• Data supplied:
BEGIN

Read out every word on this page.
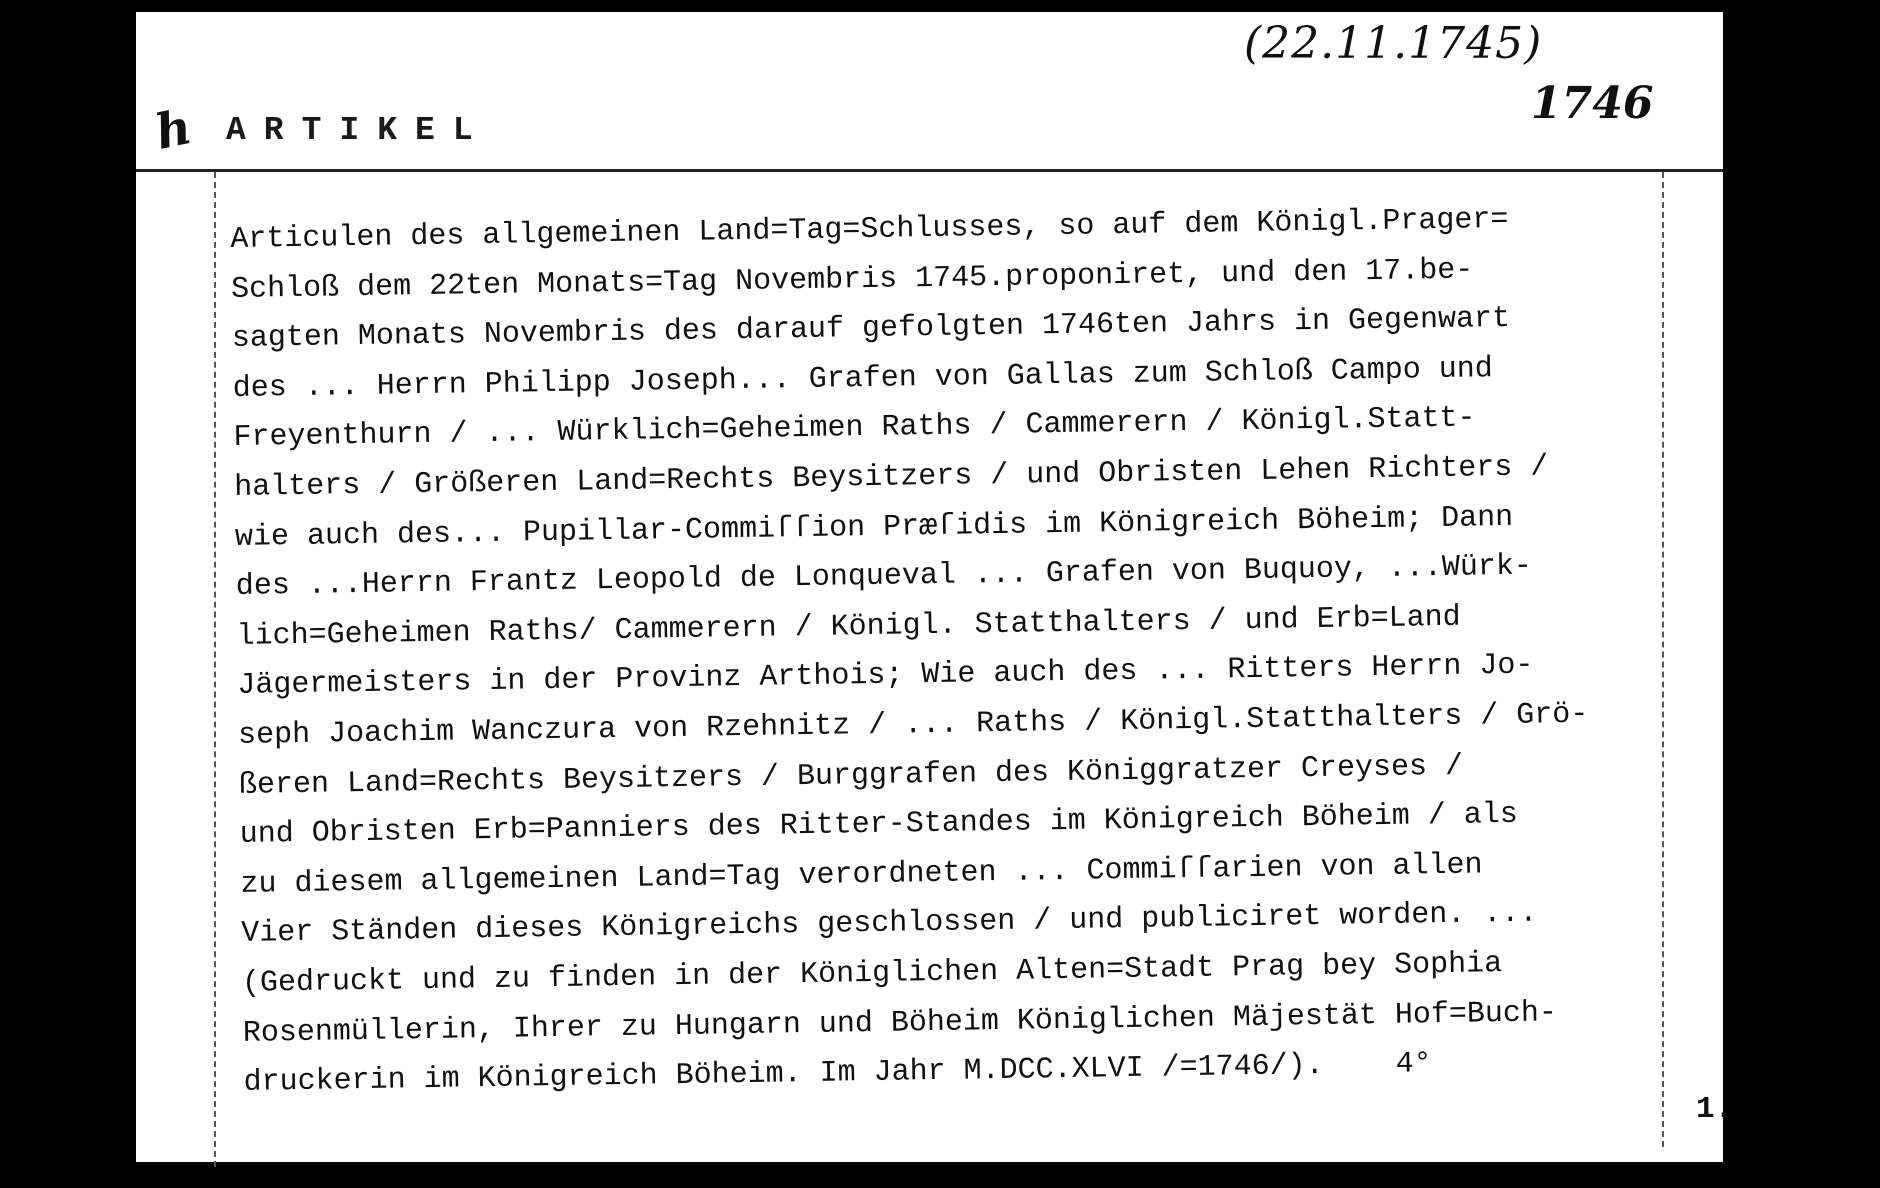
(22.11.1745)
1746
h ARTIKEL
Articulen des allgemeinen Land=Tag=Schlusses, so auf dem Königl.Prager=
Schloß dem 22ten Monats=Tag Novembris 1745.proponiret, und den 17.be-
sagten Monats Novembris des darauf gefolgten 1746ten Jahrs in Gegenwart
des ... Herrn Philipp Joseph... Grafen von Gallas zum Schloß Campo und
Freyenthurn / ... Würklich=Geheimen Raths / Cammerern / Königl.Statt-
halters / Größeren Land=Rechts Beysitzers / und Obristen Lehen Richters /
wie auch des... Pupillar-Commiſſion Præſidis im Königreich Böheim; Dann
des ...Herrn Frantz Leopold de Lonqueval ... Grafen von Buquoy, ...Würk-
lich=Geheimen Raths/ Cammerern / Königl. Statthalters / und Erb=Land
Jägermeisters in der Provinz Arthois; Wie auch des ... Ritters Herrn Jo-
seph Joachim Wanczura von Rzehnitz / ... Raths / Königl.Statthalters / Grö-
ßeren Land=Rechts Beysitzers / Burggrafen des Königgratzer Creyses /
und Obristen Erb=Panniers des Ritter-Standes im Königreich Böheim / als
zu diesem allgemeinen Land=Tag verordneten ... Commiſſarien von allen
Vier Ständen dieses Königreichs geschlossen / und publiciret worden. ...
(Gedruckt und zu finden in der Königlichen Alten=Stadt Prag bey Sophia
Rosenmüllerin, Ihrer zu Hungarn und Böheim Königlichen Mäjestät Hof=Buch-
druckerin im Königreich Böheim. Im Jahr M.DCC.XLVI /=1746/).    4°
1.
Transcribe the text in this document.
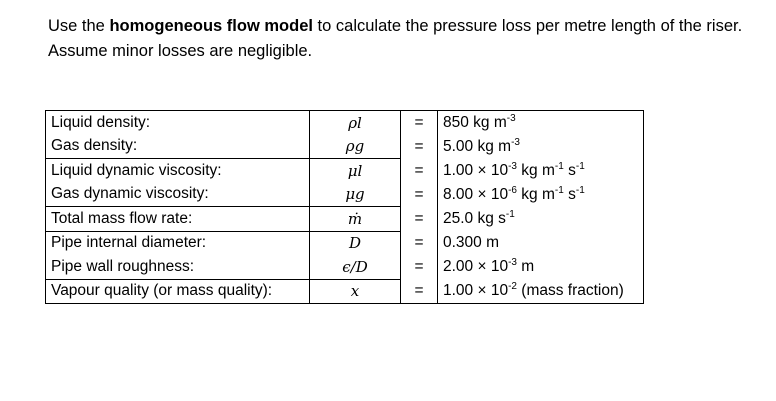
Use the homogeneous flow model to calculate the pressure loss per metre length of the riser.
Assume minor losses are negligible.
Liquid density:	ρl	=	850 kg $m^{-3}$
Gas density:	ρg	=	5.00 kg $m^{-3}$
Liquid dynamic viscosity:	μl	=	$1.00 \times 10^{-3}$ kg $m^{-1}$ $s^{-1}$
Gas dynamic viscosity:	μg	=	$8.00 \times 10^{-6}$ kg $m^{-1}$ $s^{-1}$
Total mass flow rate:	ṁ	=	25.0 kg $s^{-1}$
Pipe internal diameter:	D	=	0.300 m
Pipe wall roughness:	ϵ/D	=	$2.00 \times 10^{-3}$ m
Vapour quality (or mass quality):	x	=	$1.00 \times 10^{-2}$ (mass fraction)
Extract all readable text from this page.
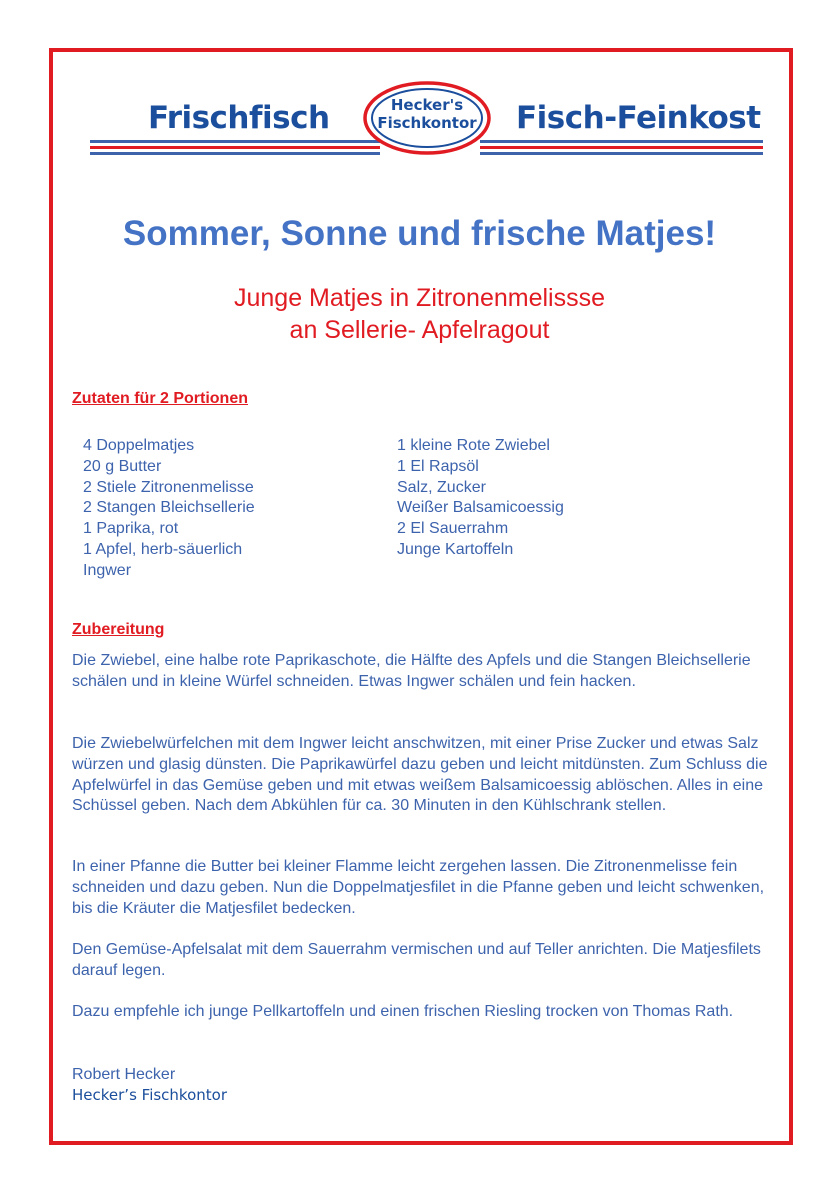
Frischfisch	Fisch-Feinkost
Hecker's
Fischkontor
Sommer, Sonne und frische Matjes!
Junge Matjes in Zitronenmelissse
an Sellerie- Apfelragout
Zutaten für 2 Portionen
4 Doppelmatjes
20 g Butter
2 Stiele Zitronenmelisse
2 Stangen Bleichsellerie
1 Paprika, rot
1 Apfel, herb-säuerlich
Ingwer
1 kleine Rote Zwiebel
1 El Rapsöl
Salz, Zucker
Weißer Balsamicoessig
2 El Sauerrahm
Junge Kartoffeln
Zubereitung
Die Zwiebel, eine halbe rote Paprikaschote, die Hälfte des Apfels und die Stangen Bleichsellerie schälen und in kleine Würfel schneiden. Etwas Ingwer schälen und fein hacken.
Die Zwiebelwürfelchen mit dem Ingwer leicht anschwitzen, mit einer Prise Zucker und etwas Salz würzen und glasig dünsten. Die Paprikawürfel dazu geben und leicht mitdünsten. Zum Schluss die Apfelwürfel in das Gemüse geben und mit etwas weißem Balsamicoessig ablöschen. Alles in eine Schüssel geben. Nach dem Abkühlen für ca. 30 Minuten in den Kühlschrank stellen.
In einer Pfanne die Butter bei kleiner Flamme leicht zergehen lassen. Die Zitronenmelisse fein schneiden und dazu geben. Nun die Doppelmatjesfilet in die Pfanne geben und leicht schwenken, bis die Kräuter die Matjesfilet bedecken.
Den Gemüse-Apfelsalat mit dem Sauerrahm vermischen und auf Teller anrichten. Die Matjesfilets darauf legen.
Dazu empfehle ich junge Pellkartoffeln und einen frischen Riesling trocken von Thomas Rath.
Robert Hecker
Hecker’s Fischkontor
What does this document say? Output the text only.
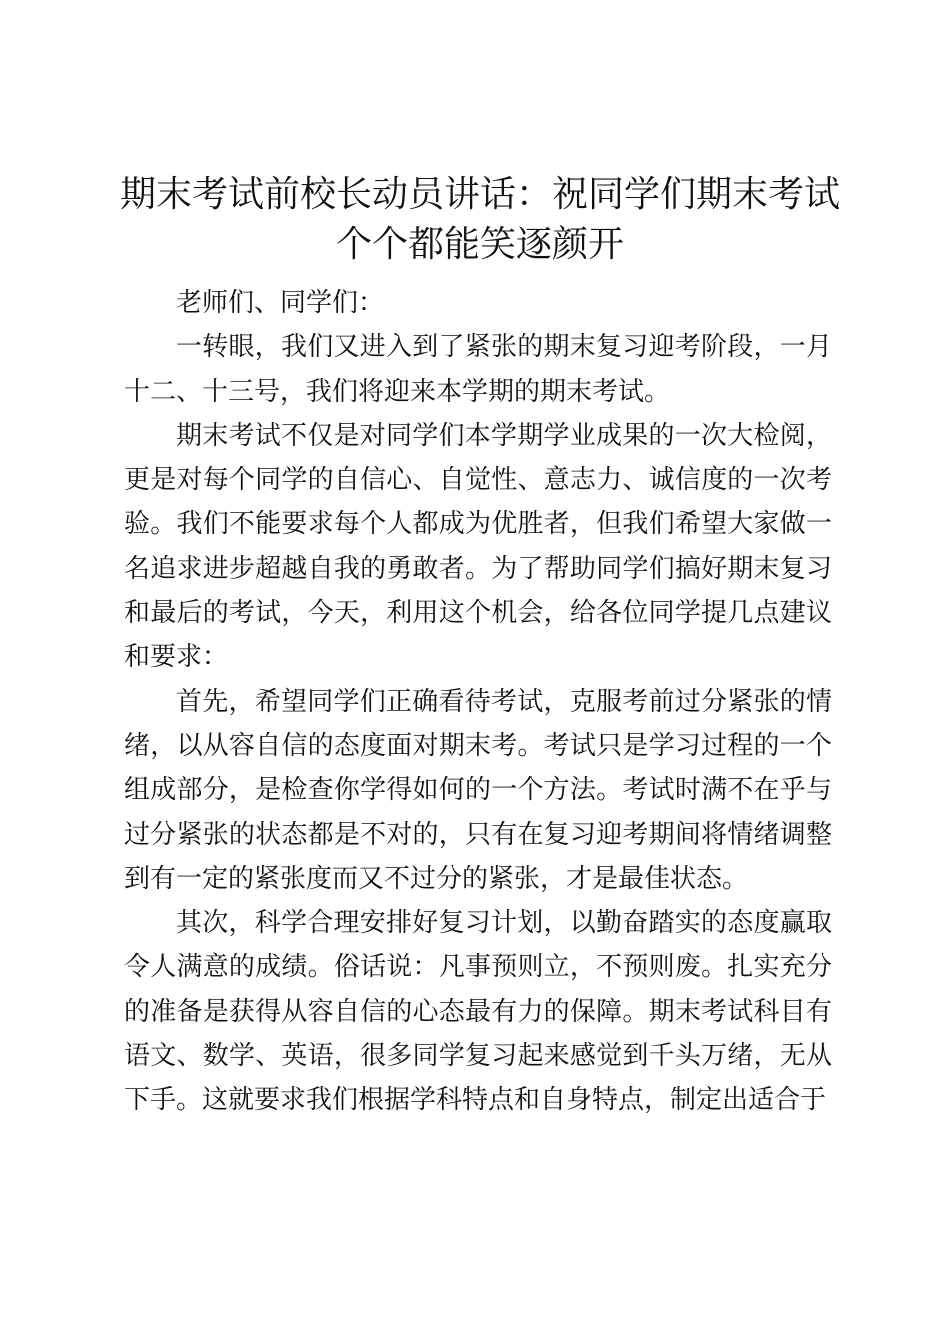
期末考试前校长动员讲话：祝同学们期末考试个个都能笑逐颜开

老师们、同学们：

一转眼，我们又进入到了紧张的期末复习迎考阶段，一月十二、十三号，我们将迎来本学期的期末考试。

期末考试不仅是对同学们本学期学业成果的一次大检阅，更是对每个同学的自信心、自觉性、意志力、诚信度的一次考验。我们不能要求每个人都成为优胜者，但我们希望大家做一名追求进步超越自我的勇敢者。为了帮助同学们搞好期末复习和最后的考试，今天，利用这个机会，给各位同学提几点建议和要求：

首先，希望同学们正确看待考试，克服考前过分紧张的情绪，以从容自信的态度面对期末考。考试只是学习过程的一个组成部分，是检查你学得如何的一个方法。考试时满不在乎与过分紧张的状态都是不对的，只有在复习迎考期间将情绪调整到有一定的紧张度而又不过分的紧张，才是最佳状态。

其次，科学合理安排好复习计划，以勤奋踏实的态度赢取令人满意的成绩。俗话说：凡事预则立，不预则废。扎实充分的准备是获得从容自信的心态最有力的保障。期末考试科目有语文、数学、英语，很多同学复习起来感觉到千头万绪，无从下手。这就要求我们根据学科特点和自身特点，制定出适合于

END

• Exercise instructions: Return the whole listing, word for word, and leave out every picture.

• Finished answer:
Read out every word on this page.
(22.11.1745)
1746
h ARTIKEL
Articulen des allgemeinen Land=Tag=Schlusses, so auf dem Königl.Prager=
Schloß dem 22ten Monats=Tag Novembris 1745.proponiret, und den 17.be-
sagten Monats Novembris des darauf gefolgten 1746ten Jahrs in Gegenwart
des ... Herrn Philipp Joseph... Grafen von Gallas zum Schloß Campo und
Freyenthurn / ... Würklich=Geheimen Raths / Cammerern / Königl.Statt-
halters / Größeren Land=Rechts Beysitzers / und Obristen Lehen Richters /
wie auch des... Pupillar-Commiſſion Præſidis im Königreich Böheim; Dann
des ...Herrn Frantz Leopold de Lonqueval ... Grafen von Buquoy, ...Würk-
lich=Geheimen Raths/ Cammerern / Königl. Statthalters / und Erb=Land
Jägermeisters in der Provinz Arthois; Wie auch des ... Ritters Herrn Jo-
seph Joachim Wanczura von Rzehnitz / ... Raths / Königl.Statthalters / Grö-
ßeren Land=Rechts Beysitzers / Burggrafen des Königgratzer Creyses /
und Obristen Erb=Panniers des Ritter-Standes im Königreich Böheim / als
zu diesem allgemeinen Land=Tag verordneten ... Commiſſarien von allen
Vier Ständen dieses Königreichs geschlossen / und publiciret worden. ...
(Gedruckt und zu finden in der Königlichen Alten=Stadt Prag bey Sophia
Rosenmüllerin, Ihrer zu Hungarn und Böheim Königlichen Mäjestät Hof=Buch-
druckerin im Königreich Böheim. Im Jahr M.DCC.XLVI /=1746/).    4°
1.
Transcribe the text in this document.
Use the homogeneous flow model to calculate the pressure loss per metre length of the riser.
Assume minor losses are negligible.
Liquid density:	ρl	=	850 kg $m^{-3}$
Gas density:	ρg	=	5.00 kg $m^{-3}$
Liquid dynamic viscosity:	μl	=	$1.00 \times 10^{-3}$ kg $m^{-1}$ $s^{-1}$
Gas dynamic viscosity:	μg	=	$8.00 \times 10^{-6}$ kg $m^{-1}$ $s^{-1}$
Total mass flow rate:	ṁ	=	25.0 kg $s^{-1}$
Pipe internal diameter:	D	=	0.300 m
Pipe wall roughness:	ϵ/D	=	$2.00 \times 10^{-3}$ m
Vapour quality (or mass quality):	x	=	$1.00 \times 10^{-2}$ (mass fraction)
Extract all readable text from this page.
Frischfisch	Fisch-Feinkost
Hecker's
Fischkontor
Sommer, Sonne und frische Matjes!
Junge Matjes in Zitronenmelissse
an Sellerie- Apfelragout
Zutaten für 2 Portionen
4 Doppelmatjes
20 g Butter
2 Stiele Zitronenmelisse
2 Stangen Bleichsellerie
1 Paprika, rot
1 Apfel, herb-säuerlich
Ingwer
1 kleine Rote Zwiebel
1 El Rapsöl
Salz, Zucker
Weißer Balsamicoessig
2 El Sauerrahm
Junge Kartoffeln
Zubereitung
Die Zwiebel, eine halbe rote Paprikaschote, die Hälfte des Apfels und die Stangen Bleichsellerie schälen und in kleine Würfel schneiden. Etwas Ingwer schälen und fein hacken.
Die Zwiebelwürfelchen mit dem Ingwer leicht anschwitzen, mit einer Prise Zucker und etwas Salz würzen und glasig dünsten. Die Paprikawürfel dazu geben und leicht mitdünsten. Zum Schluss die Apfelwürfel in das Gemüse geben und mit etwas weißem Balsamicoessig ablöschen. Alles in eine Schüssel geben. Nach dem Abkühlen für ca. 30 Minuten in den Kühlschrank stellen.
In einer Pfanne die Butter bei kleiner Flamme leicht zergehen lassen. Die Zitronenmelisse fein schneiden und dazu geben. Nun die Doppelmatjesfilet in die Pfanne geben und leicht schwenken, bis die Kräuter die Matjesfilet bedecken.
Den Gemüse-Apfelsalat mit dem Sauerrahm vermischen und auf Teller anrichten. Die Matjesfilets darauf legen.
Dazu empfehle ich junge Pellkartoffeln und einen frischen Riesling trocken von Thomas Rath.
Robert Hecker
Hecker’s Fischkontor
What does this document say? Output the text only.
期末考试前校长动员讲话：祝同学们期末考试个个都能笑逐颜开

老师们、同学们：

一转眼，我们又进入到了紧张的期末复习迎考阶段，一月十二、十三号，我们将迎来本学期的期末考试。

期末考试不仅是对同学们本学期学业成果的一次大检阅，更是对每个同学的自信心、自觉性、意志力、诚信度的一次考验。我们不能要求每个人都成为优胜者，但我们希望大家做一名追求进步超越自我的勇敢者。为了帮助同学们搞好期末复习和最后的考试，今天，利用这个机会，给各位同学提几点建议和要求：

首先，希望同学们正确看待考试，克服考前过分紧张的情绪，以从容自信的态度面对期末考。考试只是学习过程的一个组成部分，是检查你学得如何的一个方法。考试时满不在乎与过分紧张的状态都是不对的，只有在复习迎考期间将情绪调整到有一定的紧张度而又不过分的紧张，才是最佳状态。

其次，科学合理安排好复习计划，以勤奋踏实的态度赢取令人满意的成绩。俗话说：凡事预则立，不预则废。扎实充分的准备是获得从容自信的心态最有力的保障。期末考试科目有语文、数学、英语，很多同学复习起来感觉到千头万绪，无从下手。这就要求我们根据学科特点和自身特点，制定出适合于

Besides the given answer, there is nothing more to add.